--- BEGIN ---
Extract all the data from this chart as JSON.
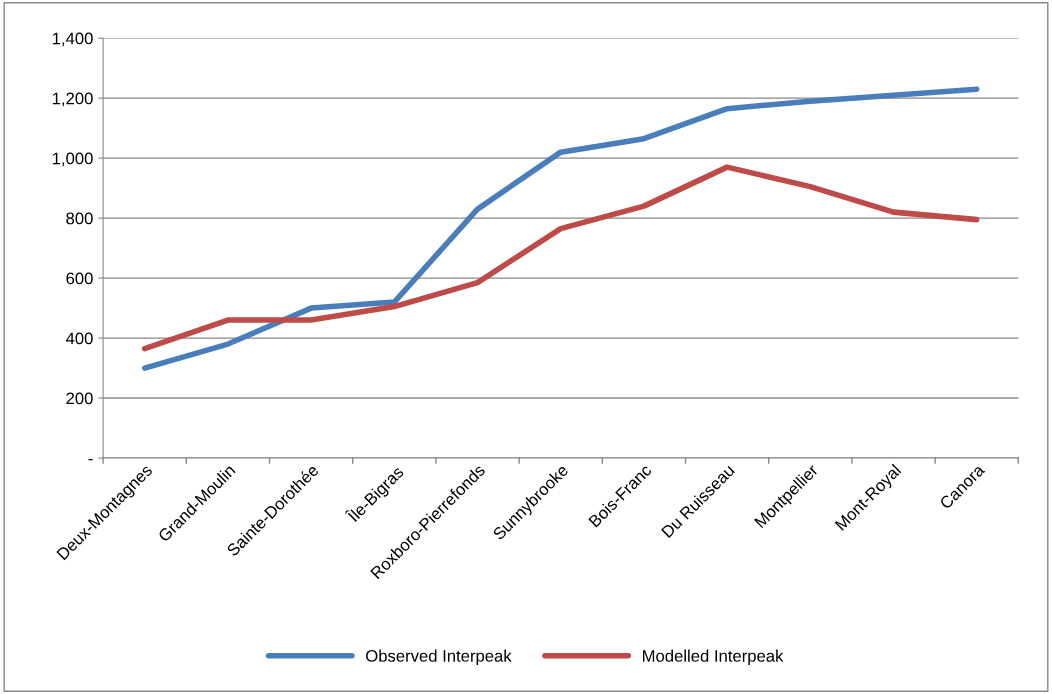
{
  "chart_data": {
    "type": "line",
    "categories": [
      "Deux-Montagnes",
      "Grand-Moulin",
      "Sainte-Dorothée",
      "Île-Bigras",
      "Roxboro-Pierrefonds",
      "Sunnybrooke",
      "Bois-Franc",
      "Du Ruisseau",
      "Montpellier",
      "Mont-Royal",
      "Canora"
    ],
    "series": [
      {
        "name": "Observed Interpeak",
        "color": "#4a7ebb",
        "values": [
          300,
          380,
          500,
          520,
          830,
          1020,
          1065,
          1165,
          1190,
          1210,
          1230
        ]
      },
      {
        "name": "Modelled Interpeak",
        "color": "#be4b48",
        "values": [
          365,
          460,
          460,
          505,
          585,
          765,
          840,
          970,
          905,
          820,
          795
        ]
      }
    ],
    "ylim": [
      0,
      1400
    ],
    "yticks": [
      {
        "value": 0,
        "label": "-"
      },
      {
        "value": 200,
        "label": "200"
      },
      {
        "value": 400,
        "label": "400"
      },
      {
        "value": 600,
        "label": "600"
      },
      {
        "value": 800,
        "label": "800"
      },
      {
        "value": 1000,
        "label": "1,000"
      },
      {
        "value": 1200,
        "label": "1,200"
      },
      {
        "value": 1400,
        "label": "1,400"
      }
    ],
    "grid": "y",
    "legend": "bottom",
    "marker": "none",
    "line_style": "solid"
  }
}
--- END ---
Task prompt
Your answer should be a single number: the count of lines containing the word "label".

Complete output
8